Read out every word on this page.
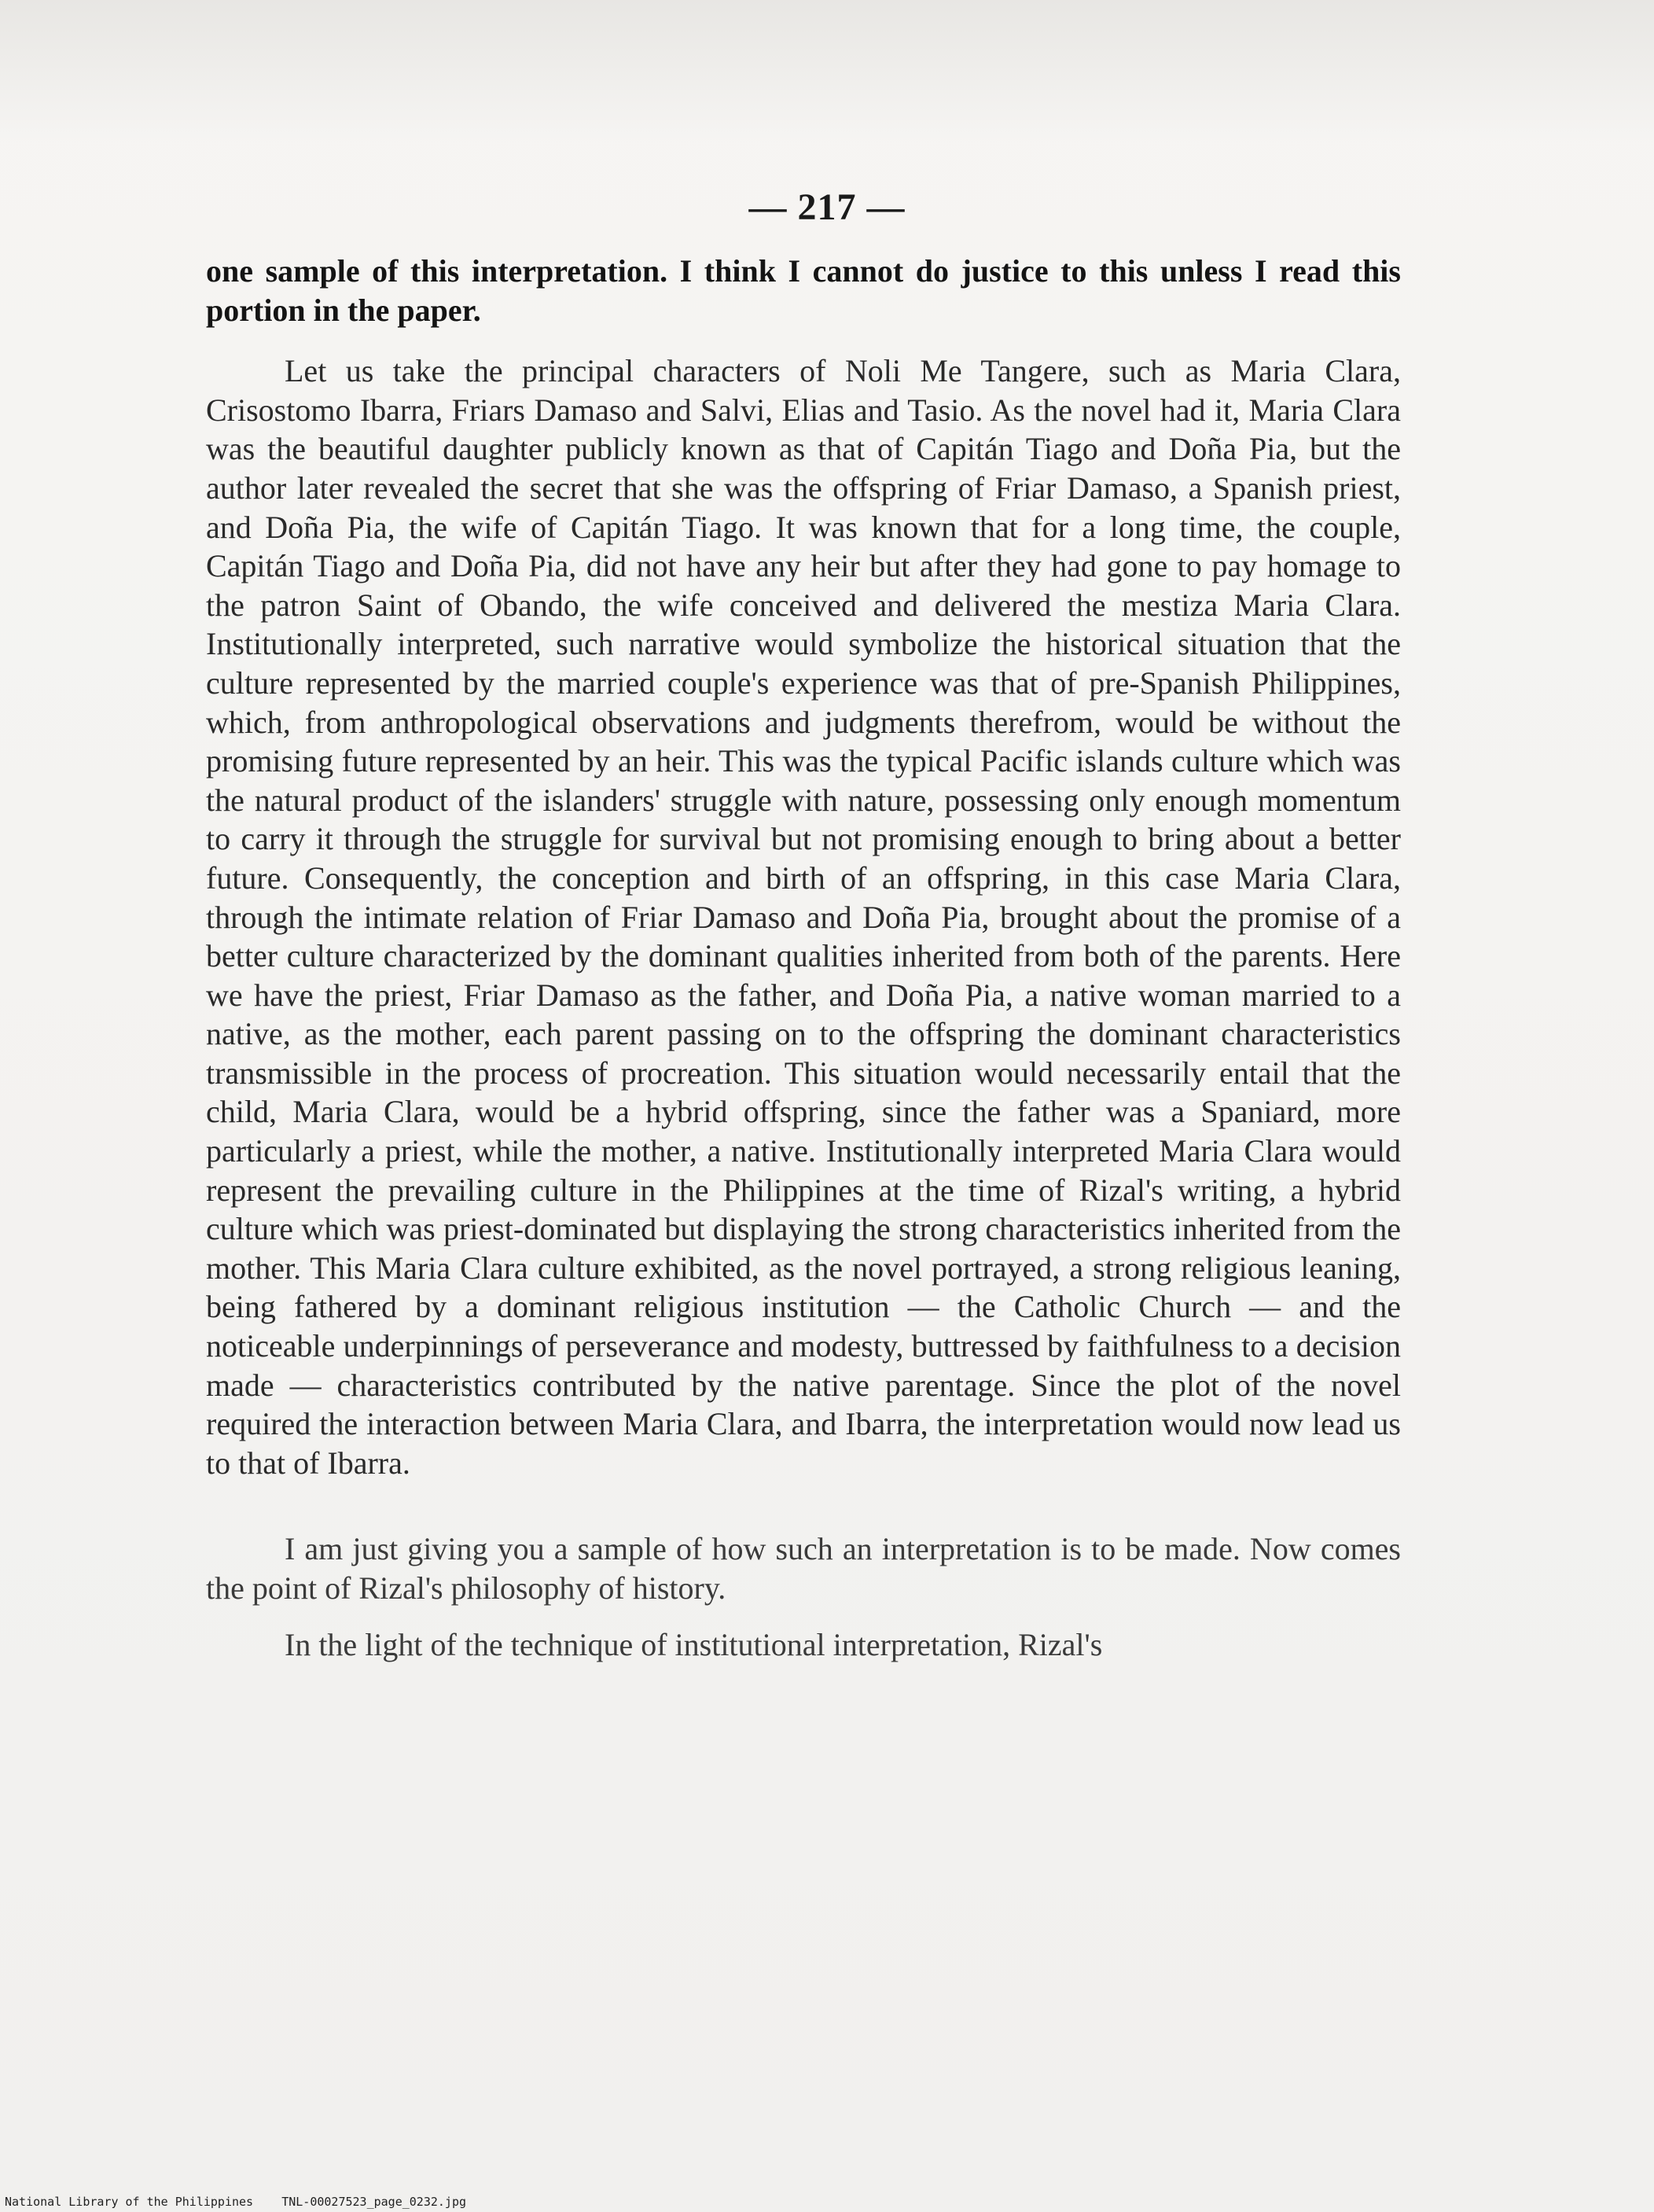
— 217 —

one sample of this interpretation. I think I cannot do justice to this unless I read this portion in the paper.

Let us take the principal characters of Noli Me Tangere, such as Maria Clara, Crisostomo Ibarra, Friars Damaso and Salvi, Elias and Tasio. As the novel had it, Maria Clara was the beautiful daughter publicly known as that of Capitán Tiago and Doña Pia, but the author later revealed the secret that she was the offspring of Friar Damaso, a Spanish priest, and Doña Pia, the wife of Capitán Tiago. It was known that for a long time, the couple, Capitán Tiago and Doña Pia, did not have any heir but after they had gone to pay homage to the patron Saint of Obando, the wife conceived and delivered the mestiza Maria Clara. Institutionally interpreted, such narrative would symbolize the historical situation that the culture represented by the married couple's experience was that of pre-Spanish Philippines, which, from anthropological observations and judgments therefrom, would be without the promising future represented by an heir. This was the typical Pacific islands culture which was the natural product of the islanders' struggle with nature, possessing only enough momentum to carry it through the struggle for survival but not promising enough to bring about a better future. Consequently, the conception and birth of an offspring, in this case Maria Clara, through the intimate relation of Friar Damaso and Doña Pia, brought about the promise of a better culture characterized by the dominant qualities inherited from both of the parents. Here we have the priest, Friar Damaso as the father, and Doña Pia, a native woman married to a native, as the mother, each parent passing on to the offspring the dominant characteristics transmissible in the process of procreation. This situation would necessarily entail that the child, Maria Clara, would be a hybrid offspring, since the father was a Spaniard, more particularly a priest, while the mother, a native. Institutionally interpreted Maria Clara would represent the prevailing culture in the Philippines at the time of Rizal's writing, a hybrid culture which was priest-dominated but displaying the strong characteristics inherited from the mother. This Maria Clara culture exhibited, as the novel portrayed, a strong religious leaning, being fathered by a dominant religious institution — the Catholic Church — and the noticeable underpinnings of perseverance and modesty, buttressed by faithfulness to a decision made — characteristics contributed by the native parentage. Since the plot of the novel required the interaction between Maria Clara, and Ibarra, the interpretation would now lead us to that of Ibarra.

I am just giving you a sample of how such an interpretation is to be made. Now comes the point of Rizal's philosophy of history.

In the light of the technique of institutional interpretation, Rizal's

National Library of the Philippines TNL-00027523_page_0232.jpg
####
The material above must be printed exactly, with its pictures left out.

● **SOLUTION BELOW**:
Read out every word on this page.
— 217 —

one sample of this interpretation. I think I cannot do justice to this unless I read this portion in the paper.

Let us take the principal characters of Noli Me Tangere, such as Maria Clara, Crisostomo Ibarra, Friars Damaso and Salvi, Elias and Tasio. As the novel had it, Maria Clara was the beautiful daughter publicly known as that of Capitán Tiago and Doña Pia, but the author later revealed the secret that she was the offspring of Friar Damaso, a Spanish priest, and Doña Pia, the wife of Capitán Tiago. It was known that for a long time, the couple, Capitán Tiago and Doña Pia, did not have any heir but after they had gone to pay homage to the patron Saint of Obando, the wife conceived and delivered the mestiza Maria Clara. Institutionally interpreted, such narrative would symbolize the historical situation that the culture represented by the married couple's experience was that of pre-Spanish Philippines, which, from anthropological observations and judgments therefrom, would be without the promising future represented by an heir. This was the typical Pacific islands culture which was the natural product of the islanders' struggle with nature, possessing only enough momentum to carry it through the struggle for survival but not promising enough to bring about a better future. Consequently, the conception and birth of an offspring, in this case Maria Clara, through the intimate relation of Friar Damaso and Doña Pia, brought about the promise of a better culture characterized by the dominant qualities inherited from both of the parents. Here we have the priest, Friar Damaso as the father, and Doña Pia, a native woman married to a native, as the mother, each parent passing on to the offspring the dominant characteristics transmissible in the process of procreation. This situation would necessarily entail that the child, Maria Clara, would be a hybrid offspring, since the father was a Spaniard, more particularly a priest, while the mother, a native. Institutionally interpreted Maria Clara would represent the prevailing culture in the Philippines at the time of Rizal's writing, a hybrid culture which was priest-dominated but displaying the strong characteristics inherited from the mother. This Maria Clara culture exhibited, as the novel portrayed, a strong religious leaning, being fathered by a dominant religious institution — the Catholic Church — and the noticeable underpinnings of perseverance and modesty, buttressed by faithfulness to a decision made — characteristics contributed by the native parentage. Since the plot of the novel required the interaction between Maria Clara, and Ibarra, the interpretation would now lead us to that of Ibarra.

I am just giving you a sample of how such an interpretation is to be made. Now comes the point of Rizal's philosophy of history.

In the light of the technique of institutional interpretation, Rizal's

National Library of the Philippines TNL-00027523_page_0232.jpg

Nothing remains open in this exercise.